Of all the lines in the material below, how many include the string "HOURS"? Give the number only.
++++++++++
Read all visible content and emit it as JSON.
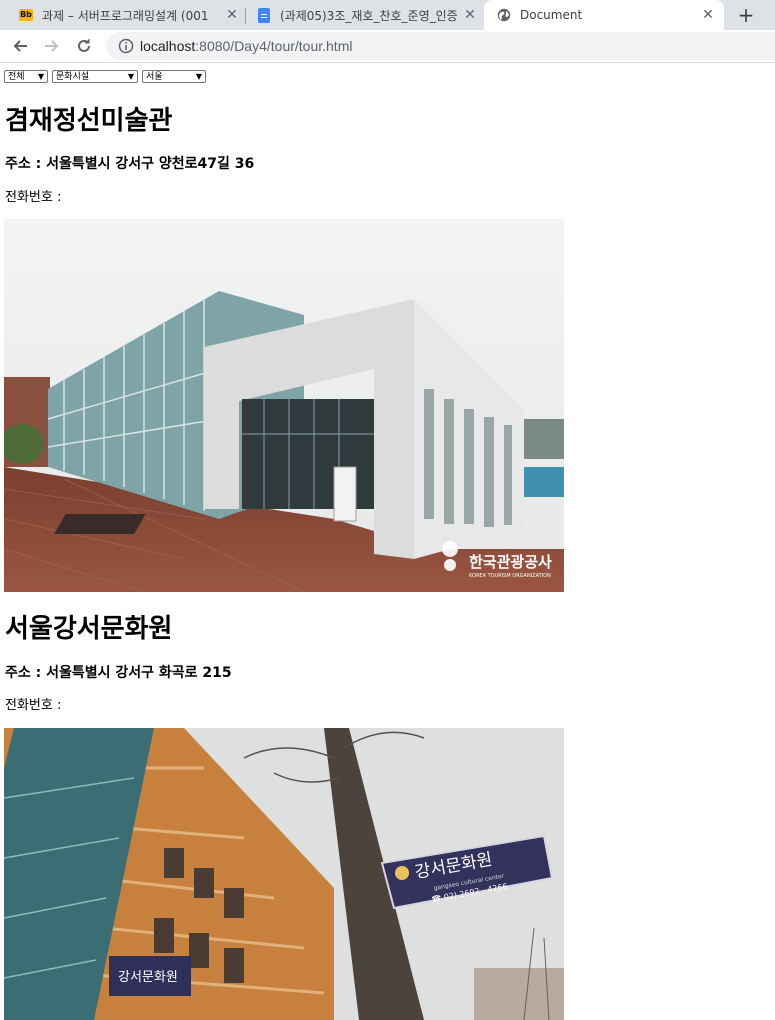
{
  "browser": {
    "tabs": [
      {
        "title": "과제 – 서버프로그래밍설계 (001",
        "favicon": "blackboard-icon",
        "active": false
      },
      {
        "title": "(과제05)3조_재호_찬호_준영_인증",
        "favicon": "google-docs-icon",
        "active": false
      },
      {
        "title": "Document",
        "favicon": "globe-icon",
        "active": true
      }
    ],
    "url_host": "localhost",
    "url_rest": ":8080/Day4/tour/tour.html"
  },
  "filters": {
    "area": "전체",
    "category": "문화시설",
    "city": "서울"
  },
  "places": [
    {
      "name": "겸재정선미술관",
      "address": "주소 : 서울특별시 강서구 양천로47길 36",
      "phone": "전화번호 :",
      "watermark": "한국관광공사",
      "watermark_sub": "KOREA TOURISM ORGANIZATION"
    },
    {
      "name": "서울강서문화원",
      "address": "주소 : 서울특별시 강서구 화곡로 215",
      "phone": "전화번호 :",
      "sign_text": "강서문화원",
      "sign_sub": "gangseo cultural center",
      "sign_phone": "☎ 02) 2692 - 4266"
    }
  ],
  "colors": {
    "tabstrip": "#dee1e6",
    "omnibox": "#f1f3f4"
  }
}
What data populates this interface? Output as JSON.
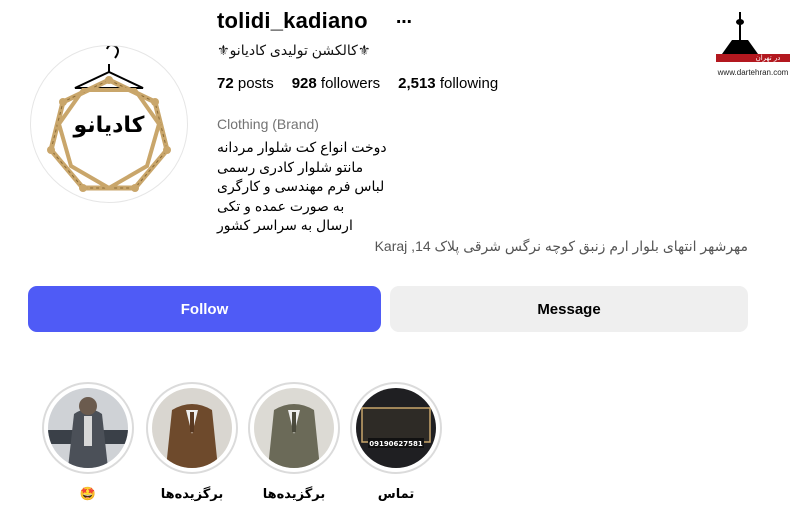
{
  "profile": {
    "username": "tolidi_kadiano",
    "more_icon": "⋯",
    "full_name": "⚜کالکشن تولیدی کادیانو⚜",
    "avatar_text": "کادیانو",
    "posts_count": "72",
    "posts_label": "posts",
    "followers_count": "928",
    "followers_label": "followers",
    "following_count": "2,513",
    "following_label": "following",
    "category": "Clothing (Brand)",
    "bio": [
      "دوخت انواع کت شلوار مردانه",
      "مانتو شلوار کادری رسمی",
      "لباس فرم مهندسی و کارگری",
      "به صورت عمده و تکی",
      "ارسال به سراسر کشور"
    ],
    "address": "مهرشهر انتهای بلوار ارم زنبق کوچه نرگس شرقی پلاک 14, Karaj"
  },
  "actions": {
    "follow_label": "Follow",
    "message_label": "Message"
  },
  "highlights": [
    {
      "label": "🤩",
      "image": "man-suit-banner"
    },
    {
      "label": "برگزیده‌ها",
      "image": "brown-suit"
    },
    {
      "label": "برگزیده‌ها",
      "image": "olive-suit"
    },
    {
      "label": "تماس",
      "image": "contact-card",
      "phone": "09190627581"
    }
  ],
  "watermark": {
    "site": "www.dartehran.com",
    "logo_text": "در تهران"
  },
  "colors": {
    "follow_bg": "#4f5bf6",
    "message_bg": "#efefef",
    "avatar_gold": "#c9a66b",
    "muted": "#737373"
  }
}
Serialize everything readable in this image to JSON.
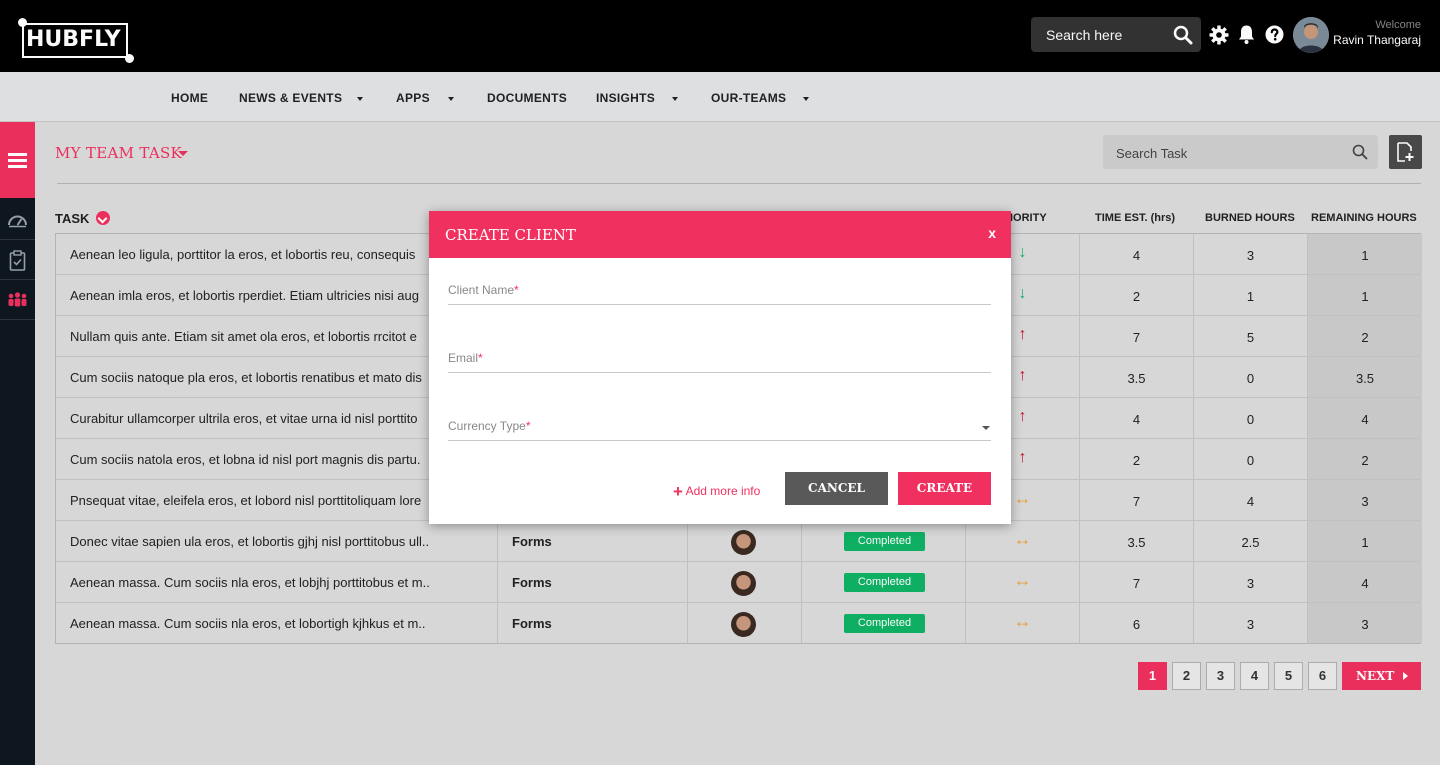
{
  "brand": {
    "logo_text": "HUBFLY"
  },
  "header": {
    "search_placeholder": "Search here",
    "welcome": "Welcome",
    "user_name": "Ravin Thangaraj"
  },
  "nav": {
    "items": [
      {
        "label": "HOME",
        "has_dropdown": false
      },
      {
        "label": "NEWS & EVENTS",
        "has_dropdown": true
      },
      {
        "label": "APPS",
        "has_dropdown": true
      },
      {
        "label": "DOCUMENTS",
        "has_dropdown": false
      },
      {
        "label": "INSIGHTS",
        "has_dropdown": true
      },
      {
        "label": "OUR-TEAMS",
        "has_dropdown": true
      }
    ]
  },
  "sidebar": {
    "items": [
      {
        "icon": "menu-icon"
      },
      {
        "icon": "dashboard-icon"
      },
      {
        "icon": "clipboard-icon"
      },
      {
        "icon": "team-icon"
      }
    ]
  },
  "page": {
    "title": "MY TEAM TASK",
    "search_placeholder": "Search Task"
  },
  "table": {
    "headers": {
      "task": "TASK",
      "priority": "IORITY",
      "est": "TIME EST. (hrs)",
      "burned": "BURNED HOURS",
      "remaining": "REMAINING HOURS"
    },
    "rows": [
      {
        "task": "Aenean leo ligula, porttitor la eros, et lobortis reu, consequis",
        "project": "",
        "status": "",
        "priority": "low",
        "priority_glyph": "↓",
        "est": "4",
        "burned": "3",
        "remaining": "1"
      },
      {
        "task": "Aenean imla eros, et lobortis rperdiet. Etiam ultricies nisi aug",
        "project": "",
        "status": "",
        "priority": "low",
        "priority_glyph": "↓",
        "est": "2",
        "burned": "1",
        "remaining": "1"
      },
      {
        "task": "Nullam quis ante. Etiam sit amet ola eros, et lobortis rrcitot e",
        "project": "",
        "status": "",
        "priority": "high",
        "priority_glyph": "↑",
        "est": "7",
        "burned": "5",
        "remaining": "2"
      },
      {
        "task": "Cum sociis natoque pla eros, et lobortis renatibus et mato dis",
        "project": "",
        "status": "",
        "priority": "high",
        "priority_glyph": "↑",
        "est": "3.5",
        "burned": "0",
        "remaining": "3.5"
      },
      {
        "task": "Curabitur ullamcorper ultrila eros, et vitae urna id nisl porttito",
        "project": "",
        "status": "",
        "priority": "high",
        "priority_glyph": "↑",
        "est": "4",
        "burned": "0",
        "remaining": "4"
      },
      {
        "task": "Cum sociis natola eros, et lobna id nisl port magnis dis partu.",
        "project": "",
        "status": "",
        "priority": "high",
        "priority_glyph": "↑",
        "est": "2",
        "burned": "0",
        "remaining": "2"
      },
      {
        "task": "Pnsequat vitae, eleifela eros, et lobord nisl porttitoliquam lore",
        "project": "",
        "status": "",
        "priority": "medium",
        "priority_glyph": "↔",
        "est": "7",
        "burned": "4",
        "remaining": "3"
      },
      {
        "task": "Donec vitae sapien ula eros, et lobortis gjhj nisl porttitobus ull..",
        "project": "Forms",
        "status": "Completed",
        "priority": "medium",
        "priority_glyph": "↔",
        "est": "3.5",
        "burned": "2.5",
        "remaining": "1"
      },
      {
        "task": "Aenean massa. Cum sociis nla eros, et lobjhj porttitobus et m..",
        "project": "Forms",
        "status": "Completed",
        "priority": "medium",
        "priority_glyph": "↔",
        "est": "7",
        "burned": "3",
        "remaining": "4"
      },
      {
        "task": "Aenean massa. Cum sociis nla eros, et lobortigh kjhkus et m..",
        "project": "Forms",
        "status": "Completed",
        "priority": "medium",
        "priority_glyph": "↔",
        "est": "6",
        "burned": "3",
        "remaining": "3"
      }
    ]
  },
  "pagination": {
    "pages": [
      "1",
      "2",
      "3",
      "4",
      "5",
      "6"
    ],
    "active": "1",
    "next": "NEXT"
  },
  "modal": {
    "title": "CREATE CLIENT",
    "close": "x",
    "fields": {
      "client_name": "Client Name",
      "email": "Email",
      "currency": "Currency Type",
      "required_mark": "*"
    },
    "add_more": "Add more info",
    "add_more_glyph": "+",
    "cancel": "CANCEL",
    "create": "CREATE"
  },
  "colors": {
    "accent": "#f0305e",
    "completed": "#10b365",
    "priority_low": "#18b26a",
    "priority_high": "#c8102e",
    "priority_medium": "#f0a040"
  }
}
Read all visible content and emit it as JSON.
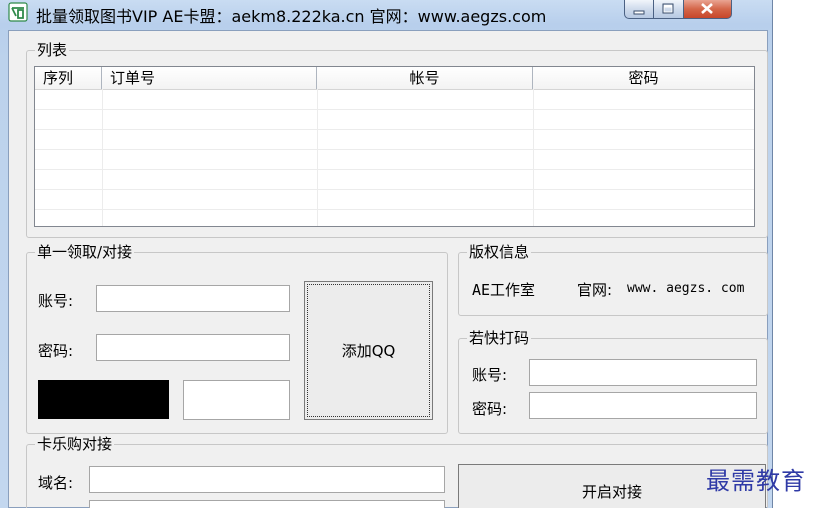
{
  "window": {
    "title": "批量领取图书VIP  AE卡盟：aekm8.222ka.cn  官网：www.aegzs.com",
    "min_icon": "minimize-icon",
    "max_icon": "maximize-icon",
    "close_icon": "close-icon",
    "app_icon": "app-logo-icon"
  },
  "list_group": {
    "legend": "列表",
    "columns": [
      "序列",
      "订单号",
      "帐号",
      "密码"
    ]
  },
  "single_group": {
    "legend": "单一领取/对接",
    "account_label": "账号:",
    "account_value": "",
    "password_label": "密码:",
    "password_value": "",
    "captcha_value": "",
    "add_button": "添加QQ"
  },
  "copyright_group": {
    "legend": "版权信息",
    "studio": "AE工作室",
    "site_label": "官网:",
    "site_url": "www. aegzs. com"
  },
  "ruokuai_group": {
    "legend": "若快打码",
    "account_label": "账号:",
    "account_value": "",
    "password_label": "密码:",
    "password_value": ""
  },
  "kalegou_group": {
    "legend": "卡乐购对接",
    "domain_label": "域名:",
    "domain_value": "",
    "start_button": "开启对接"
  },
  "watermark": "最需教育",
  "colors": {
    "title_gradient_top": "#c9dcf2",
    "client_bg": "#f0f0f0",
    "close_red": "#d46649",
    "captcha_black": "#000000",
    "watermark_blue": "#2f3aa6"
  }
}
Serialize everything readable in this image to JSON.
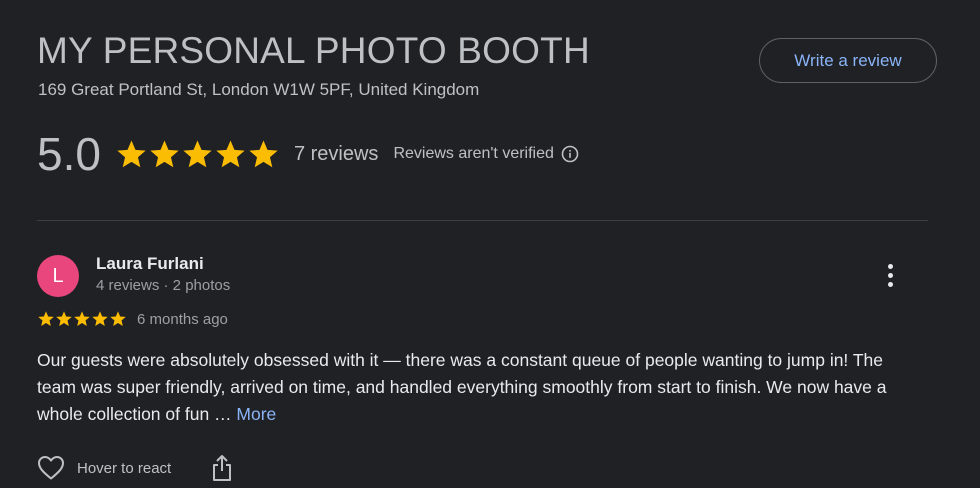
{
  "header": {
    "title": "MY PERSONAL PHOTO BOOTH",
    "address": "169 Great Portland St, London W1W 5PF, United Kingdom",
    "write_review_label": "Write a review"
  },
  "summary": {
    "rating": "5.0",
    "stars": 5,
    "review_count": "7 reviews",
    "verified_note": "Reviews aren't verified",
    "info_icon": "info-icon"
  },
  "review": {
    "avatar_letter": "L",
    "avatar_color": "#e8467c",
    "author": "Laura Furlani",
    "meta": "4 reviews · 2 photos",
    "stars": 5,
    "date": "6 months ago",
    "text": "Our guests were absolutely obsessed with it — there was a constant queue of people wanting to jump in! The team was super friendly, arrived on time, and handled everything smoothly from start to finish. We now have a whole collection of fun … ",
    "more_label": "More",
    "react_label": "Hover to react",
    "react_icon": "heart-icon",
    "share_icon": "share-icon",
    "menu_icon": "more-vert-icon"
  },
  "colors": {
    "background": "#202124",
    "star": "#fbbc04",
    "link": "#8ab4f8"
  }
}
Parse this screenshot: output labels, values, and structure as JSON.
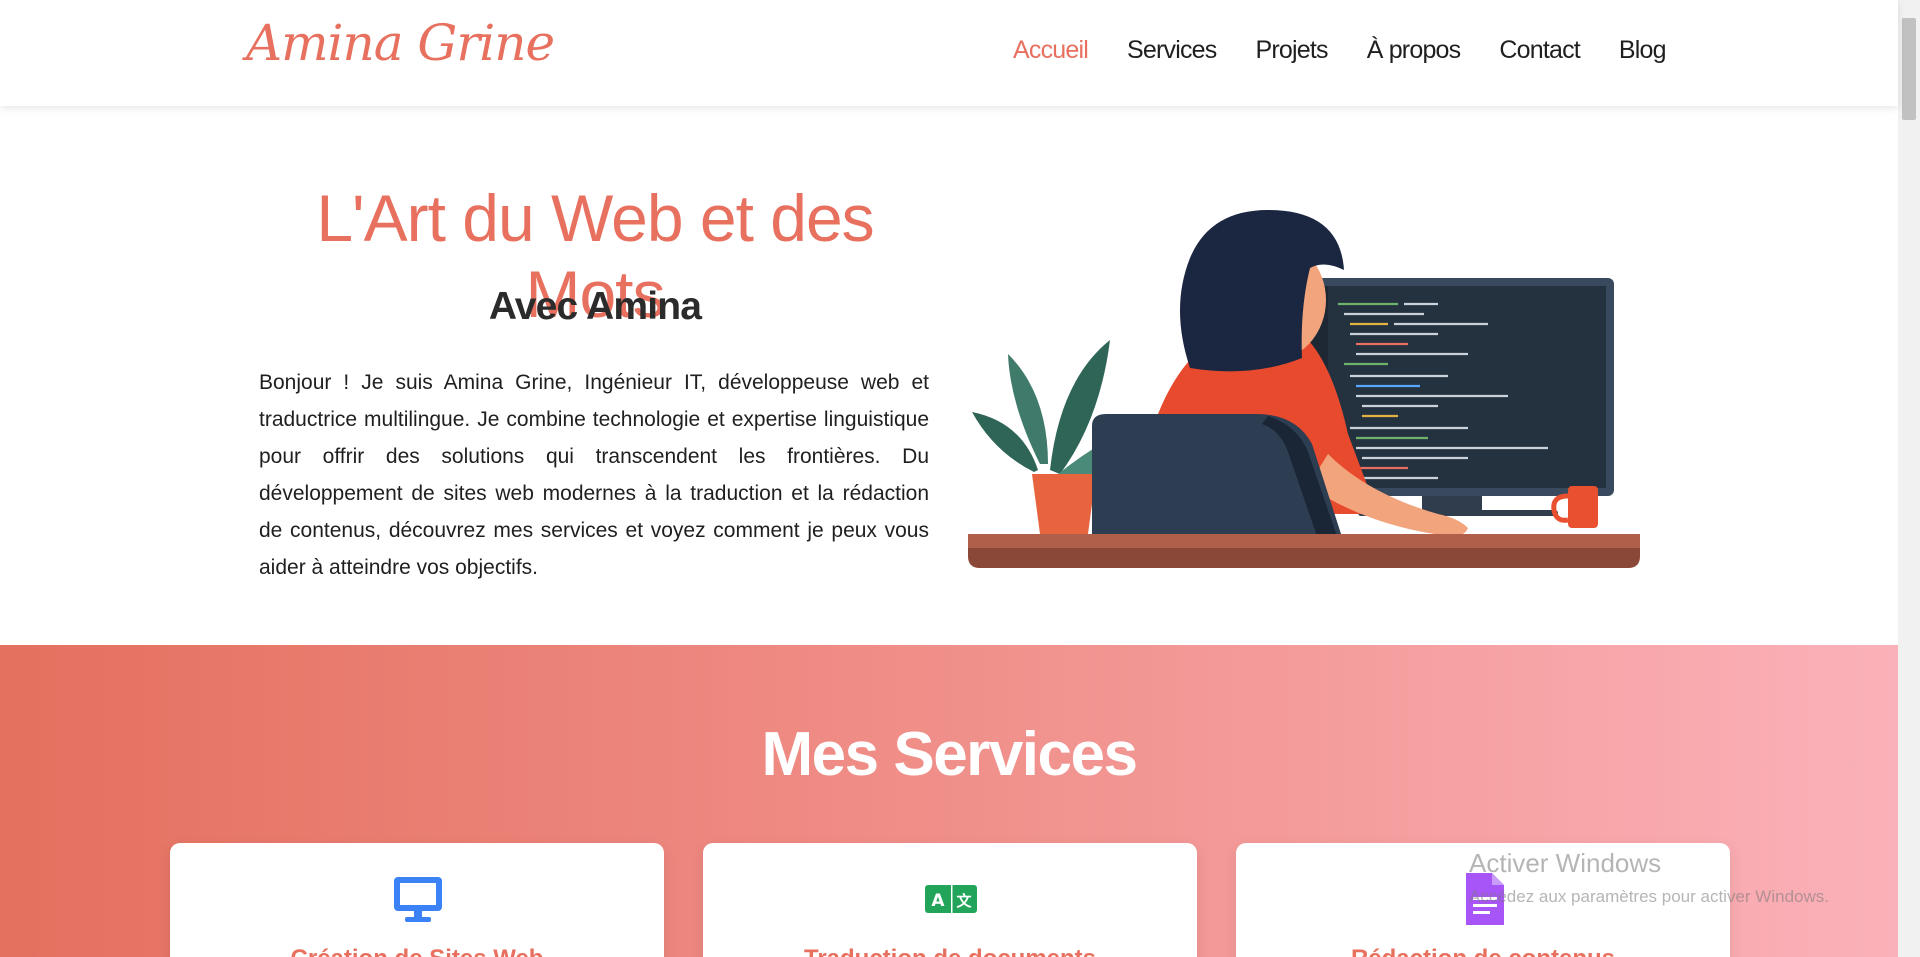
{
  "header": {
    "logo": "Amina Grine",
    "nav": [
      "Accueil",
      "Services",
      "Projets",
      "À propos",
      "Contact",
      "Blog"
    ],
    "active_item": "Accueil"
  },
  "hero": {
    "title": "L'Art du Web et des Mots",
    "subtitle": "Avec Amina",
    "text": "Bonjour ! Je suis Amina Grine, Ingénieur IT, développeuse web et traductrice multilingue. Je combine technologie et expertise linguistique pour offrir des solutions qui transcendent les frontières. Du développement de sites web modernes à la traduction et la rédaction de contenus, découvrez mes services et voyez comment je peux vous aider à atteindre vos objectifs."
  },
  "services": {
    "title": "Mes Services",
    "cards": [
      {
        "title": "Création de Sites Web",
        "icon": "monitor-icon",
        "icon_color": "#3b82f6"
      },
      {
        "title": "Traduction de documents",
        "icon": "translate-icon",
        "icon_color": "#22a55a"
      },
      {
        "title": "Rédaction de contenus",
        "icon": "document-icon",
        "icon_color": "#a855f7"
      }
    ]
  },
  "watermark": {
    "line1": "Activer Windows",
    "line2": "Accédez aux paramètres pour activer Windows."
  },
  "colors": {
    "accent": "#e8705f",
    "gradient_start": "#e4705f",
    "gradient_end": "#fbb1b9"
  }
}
++++++++++
Response for this exercise: 2